Records from a data source:

--- Begin ---

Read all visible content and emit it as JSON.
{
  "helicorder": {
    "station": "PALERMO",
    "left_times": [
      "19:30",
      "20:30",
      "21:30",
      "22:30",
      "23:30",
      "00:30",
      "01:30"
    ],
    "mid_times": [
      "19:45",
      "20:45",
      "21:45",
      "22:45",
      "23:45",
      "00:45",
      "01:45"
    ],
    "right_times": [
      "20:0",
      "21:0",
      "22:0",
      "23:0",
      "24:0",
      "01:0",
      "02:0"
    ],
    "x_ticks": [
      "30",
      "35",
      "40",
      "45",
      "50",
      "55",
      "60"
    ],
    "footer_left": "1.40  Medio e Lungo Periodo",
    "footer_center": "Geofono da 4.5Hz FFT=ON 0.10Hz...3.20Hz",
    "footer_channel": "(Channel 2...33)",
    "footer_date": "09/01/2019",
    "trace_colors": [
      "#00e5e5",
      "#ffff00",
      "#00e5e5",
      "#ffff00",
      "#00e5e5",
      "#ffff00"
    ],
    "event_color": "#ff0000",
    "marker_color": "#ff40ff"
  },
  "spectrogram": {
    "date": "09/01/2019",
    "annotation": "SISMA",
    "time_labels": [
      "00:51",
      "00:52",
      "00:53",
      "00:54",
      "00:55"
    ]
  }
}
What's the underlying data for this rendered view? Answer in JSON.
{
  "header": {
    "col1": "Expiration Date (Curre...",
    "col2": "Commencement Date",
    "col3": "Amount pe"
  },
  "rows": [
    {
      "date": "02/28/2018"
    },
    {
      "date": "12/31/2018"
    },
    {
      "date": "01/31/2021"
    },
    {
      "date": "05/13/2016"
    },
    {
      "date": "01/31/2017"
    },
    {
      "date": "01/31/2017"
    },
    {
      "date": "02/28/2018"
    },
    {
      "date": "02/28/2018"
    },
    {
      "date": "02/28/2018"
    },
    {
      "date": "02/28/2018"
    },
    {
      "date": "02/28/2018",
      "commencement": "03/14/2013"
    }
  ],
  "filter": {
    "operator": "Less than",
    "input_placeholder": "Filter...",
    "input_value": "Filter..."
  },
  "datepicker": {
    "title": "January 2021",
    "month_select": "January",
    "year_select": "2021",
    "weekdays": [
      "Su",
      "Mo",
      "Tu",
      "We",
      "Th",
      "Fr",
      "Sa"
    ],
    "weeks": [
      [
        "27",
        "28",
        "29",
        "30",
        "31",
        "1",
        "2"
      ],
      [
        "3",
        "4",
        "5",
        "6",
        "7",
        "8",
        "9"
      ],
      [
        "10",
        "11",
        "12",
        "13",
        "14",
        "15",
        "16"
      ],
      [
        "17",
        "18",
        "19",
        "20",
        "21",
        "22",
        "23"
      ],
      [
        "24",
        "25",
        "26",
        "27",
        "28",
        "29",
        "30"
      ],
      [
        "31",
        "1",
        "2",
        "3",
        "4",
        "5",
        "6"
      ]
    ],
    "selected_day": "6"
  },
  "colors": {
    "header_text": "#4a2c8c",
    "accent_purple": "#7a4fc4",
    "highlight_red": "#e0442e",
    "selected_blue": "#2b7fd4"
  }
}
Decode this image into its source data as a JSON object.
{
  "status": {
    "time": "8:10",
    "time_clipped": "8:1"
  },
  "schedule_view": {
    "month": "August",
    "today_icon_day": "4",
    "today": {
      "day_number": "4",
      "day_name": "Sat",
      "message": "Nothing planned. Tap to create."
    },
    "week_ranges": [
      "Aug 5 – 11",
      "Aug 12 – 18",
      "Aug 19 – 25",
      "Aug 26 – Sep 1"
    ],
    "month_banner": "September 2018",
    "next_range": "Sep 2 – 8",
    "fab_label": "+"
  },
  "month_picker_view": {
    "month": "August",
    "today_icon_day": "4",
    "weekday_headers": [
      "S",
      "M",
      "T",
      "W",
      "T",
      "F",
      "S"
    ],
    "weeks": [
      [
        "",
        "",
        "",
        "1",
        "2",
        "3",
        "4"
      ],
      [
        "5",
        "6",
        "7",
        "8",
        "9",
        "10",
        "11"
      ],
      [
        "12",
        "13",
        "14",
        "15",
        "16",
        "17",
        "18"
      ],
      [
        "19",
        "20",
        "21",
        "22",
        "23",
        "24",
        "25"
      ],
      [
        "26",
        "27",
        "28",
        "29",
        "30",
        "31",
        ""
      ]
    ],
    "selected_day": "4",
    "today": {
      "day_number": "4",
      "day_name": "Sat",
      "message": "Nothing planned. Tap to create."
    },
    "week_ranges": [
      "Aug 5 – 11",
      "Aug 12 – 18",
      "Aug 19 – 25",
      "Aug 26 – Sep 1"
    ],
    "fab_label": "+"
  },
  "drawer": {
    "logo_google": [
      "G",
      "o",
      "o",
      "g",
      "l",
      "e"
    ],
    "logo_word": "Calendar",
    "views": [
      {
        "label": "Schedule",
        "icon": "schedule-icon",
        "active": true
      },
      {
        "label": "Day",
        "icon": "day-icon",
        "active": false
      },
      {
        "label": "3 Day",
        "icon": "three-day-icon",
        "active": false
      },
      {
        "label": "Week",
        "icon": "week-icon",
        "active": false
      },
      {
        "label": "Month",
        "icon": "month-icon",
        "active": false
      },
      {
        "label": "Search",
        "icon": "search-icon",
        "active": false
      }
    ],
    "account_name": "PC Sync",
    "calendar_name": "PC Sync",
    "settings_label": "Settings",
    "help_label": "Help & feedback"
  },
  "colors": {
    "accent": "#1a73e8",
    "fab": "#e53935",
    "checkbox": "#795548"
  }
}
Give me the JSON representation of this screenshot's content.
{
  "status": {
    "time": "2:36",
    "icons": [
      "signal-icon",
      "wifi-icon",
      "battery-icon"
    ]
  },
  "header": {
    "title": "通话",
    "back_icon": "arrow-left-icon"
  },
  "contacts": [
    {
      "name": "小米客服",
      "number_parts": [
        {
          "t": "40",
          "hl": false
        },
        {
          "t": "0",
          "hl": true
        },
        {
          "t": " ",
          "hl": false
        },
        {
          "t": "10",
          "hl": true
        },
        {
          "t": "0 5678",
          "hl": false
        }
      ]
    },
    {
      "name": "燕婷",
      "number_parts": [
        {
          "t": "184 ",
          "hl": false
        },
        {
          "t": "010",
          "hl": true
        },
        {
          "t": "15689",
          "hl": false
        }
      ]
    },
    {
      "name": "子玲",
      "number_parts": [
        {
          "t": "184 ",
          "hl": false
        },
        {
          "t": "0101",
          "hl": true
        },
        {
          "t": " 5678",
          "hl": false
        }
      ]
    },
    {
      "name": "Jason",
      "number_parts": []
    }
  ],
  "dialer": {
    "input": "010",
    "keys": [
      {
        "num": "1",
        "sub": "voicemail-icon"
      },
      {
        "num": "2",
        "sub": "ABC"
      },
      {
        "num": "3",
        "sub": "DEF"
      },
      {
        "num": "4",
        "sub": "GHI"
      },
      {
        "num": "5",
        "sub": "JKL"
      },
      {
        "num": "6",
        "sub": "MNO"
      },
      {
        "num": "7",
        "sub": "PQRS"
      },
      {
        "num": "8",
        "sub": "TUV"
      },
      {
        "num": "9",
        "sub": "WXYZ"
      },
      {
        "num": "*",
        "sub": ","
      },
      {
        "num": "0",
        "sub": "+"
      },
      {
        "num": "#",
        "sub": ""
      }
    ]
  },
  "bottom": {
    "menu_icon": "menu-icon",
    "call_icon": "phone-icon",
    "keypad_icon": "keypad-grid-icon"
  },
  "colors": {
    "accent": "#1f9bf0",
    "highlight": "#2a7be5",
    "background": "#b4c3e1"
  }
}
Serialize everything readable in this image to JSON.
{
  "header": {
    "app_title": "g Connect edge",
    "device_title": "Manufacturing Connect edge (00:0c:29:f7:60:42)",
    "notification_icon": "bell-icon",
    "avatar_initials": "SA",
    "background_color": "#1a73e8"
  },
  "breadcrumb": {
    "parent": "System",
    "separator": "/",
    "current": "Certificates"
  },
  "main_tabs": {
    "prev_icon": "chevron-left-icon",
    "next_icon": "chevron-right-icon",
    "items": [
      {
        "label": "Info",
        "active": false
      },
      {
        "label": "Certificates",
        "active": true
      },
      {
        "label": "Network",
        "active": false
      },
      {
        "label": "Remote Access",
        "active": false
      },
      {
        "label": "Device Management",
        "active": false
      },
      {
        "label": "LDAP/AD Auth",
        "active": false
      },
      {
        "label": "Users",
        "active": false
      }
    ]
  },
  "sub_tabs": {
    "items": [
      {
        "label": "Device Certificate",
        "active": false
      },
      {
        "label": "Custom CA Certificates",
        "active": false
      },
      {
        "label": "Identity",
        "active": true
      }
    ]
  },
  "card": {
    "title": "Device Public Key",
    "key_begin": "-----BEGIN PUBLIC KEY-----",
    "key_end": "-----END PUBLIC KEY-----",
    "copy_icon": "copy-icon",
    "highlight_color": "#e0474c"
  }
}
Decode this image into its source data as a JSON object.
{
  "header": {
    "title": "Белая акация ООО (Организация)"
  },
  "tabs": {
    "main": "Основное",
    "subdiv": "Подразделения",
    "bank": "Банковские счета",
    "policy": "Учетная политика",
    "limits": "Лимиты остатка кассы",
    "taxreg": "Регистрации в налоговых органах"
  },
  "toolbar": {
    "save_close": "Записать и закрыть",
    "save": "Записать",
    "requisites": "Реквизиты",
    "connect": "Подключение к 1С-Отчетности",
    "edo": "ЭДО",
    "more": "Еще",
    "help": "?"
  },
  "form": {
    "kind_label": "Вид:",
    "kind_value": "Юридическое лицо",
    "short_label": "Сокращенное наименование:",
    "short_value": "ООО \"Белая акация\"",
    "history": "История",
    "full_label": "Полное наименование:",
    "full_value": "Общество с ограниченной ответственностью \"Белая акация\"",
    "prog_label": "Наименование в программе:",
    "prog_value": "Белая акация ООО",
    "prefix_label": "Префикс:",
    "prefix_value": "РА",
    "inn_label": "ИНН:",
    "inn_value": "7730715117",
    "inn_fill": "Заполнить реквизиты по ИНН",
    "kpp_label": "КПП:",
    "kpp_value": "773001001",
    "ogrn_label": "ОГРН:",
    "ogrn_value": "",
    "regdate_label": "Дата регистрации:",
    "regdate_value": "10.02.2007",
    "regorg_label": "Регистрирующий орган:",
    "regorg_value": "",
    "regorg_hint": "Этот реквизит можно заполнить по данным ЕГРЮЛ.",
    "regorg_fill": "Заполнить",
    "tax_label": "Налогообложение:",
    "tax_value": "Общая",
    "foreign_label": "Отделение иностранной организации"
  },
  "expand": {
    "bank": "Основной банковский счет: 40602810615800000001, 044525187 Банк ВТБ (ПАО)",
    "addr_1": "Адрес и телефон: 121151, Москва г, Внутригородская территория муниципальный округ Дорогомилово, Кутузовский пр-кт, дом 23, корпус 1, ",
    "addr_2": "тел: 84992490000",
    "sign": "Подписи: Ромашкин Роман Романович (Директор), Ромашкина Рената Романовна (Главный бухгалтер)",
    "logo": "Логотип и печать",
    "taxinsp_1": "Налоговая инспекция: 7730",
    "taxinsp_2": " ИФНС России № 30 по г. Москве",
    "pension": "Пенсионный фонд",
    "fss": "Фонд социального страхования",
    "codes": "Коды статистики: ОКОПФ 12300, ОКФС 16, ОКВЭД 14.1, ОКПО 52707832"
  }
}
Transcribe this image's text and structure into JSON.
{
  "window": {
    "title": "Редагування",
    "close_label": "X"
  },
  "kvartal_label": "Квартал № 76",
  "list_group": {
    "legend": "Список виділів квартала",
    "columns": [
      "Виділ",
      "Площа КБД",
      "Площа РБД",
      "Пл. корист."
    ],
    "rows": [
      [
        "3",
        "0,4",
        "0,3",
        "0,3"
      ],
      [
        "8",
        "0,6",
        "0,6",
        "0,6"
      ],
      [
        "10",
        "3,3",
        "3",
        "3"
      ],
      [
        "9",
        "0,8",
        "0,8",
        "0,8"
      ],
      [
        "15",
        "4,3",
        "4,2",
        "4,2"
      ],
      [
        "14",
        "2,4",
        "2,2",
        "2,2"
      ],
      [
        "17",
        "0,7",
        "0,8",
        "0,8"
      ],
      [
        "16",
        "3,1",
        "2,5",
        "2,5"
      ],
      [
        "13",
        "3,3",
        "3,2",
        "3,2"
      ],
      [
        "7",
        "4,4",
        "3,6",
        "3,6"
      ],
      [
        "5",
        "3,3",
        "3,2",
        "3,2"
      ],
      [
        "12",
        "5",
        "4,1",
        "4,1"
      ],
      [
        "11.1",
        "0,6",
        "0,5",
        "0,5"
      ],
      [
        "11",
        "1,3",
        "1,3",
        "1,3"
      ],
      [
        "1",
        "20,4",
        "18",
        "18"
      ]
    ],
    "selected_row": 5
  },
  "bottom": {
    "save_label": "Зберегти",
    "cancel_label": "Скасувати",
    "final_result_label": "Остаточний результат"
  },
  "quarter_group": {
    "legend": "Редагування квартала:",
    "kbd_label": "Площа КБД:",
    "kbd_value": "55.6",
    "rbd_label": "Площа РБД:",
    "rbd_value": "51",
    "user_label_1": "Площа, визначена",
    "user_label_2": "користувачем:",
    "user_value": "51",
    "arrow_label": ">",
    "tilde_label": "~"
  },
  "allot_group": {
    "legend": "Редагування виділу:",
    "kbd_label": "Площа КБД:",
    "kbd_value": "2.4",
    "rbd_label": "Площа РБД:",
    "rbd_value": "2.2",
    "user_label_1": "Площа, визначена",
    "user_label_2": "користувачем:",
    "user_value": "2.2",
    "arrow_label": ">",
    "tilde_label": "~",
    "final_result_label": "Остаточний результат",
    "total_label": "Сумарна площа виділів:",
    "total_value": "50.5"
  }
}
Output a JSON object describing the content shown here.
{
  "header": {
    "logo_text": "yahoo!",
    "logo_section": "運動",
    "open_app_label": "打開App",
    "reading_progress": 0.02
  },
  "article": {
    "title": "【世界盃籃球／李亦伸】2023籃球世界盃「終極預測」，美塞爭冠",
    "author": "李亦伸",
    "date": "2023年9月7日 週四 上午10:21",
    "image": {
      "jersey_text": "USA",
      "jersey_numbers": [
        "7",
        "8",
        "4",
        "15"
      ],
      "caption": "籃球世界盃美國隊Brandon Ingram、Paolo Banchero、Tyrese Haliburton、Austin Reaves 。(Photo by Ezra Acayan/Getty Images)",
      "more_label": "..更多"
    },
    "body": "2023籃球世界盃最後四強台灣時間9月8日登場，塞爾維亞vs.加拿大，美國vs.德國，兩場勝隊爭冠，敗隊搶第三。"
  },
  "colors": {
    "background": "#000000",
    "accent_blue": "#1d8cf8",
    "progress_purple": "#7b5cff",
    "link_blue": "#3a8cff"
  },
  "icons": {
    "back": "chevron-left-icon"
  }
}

--- End ---

Problem to work on:
Return the lines from the line containing "Output a JSON" to the end of the entries above, exactly as they appear and with no other output.

Solution below:
Output a JSON object describing the content shown here.
{
  "header": {
    "logo_text": "yahoo!",
    "logo_section": "運動",
    "open_app_label": "打開App",
    "reading_progress": 0.02
  },
  "article": {
    "title": "【世界盃籃球／李亦伸】2023籃球世界盃「終極預測」，美塞爭冠",
    "author": "李亦伸",
    "date": "2023年9月7日 週四 上午10:21",
    "image": {
      "jersey_text": "USA",
      "jersey_numbers": [
        "7",
        "8",
        "4",
        "15"
      ],
      "caption": "籃球世界盃美國隊Brandon Ingram、Paolo Banchero、Tyrese Haliburton、Austin Reaves 。(Photo by Ezra Acayan/Getty Images)",
      "more_label": "..更多"
    },
    "body": "2023籃球世界盃最後四強台灣時間9月8日登場，塞爾維亞vs.加拿大，美國vs.德國，兩場勝隊爭冠，敗隊搶第三。"
  },
  "colors": {
    "background": "#000000",
    "accent_blue": "#1d8cf8",
    "progress_purple": "#7b5cff",
    "link_blue": "#3a8cff"
  },
  "icons": {
    "back": "chevron-left-icon"
  }
}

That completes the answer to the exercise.